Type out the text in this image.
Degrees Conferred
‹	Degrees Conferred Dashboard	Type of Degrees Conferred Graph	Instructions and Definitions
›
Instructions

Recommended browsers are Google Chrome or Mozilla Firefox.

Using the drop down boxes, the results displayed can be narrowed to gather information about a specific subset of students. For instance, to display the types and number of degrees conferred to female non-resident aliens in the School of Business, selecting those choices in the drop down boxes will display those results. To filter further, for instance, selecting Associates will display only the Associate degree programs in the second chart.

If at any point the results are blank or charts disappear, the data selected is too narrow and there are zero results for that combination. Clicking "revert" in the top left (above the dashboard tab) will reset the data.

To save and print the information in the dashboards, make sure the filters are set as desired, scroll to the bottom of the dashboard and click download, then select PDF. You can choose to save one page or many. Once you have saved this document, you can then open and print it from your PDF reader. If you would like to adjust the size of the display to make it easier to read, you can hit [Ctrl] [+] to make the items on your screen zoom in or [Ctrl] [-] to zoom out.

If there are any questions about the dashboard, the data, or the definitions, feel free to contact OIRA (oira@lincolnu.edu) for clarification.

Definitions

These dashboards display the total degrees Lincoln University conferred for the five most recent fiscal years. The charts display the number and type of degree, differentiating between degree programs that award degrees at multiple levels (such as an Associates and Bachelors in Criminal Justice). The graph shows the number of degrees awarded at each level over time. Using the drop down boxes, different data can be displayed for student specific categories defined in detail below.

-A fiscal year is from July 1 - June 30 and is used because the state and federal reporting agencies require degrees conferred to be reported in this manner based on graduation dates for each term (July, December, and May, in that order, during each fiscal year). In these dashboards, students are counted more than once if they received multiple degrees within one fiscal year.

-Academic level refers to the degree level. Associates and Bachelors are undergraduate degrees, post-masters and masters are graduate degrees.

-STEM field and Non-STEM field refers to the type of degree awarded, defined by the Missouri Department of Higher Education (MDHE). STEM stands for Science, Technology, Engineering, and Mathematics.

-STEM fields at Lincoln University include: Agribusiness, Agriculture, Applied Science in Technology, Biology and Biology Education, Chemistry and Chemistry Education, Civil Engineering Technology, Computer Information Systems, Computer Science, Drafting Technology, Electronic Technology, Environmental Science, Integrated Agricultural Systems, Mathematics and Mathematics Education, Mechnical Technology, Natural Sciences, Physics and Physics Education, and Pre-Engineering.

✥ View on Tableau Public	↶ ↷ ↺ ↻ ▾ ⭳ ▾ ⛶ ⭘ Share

##############################

- WHAT THIS TASK INVOLVES:
Set out every line from the material that contains the string "there".

- RESPONSE TO THE EXERCISE:
If at any point the results are blank or charts disappear, the data selected is too narrow and there are zero results for that combination. Clicking "revert" in the top left (above the dashboard tab) will reset the data.
If there are any questions about the dashboard, the data, or the definitions, feel free to contact OIRA (oira@lincolnu.edu) for clarification.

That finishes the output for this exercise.